Objective:
Please write out the material below exactly as given.

Data excerpts:

───

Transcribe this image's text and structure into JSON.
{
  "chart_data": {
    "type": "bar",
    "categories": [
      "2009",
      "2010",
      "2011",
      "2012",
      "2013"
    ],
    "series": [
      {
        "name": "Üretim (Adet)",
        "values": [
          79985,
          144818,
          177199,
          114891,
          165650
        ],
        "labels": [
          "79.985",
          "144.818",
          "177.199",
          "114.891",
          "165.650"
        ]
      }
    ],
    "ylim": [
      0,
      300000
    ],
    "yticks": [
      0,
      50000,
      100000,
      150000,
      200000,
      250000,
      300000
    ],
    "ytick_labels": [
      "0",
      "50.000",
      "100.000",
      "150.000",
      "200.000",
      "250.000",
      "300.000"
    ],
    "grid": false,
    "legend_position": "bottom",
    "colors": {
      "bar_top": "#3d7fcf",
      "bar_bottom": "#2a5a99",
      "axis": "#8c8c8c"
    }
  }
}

───

Task response:
Transcribe this image's text and structure into JSON.
{
  "chart_data": {
    "type": "bar",
    "categories": [
      "2009",
      "2010",
      "2011",
      "2012",
      "2013"
    ],
    "series": [
      {
        "name": "Üretim (Adet)",
        "values": [
          79985,
          144818,
          177199,
          114891,
          165650
        ],
        "labels": [
          "79.985",
          "144.818",
          "177.199",
          "114.891",
          "165.650"
        ]
      }
    ],
    "ylim": [
      0,
      300000
    ],
    "yticks": [
      0,
      50000,
      100000,
      150000,
      200000,
      250000,
      300000
    ],
    "ytick_labels": [
      "0",
      "50.000",
      "100.000",
      "150.000",
      "200.000",
      "250.000",
      "300.000"
    ],
    "grid": false,
    "legend_position": "bottom",
    "colors": {
      "bar_top": "#3d7fcf",
      "bar_bottom": "#2a5a99",
      "axis": "#8c8c8c"
    }
  }
}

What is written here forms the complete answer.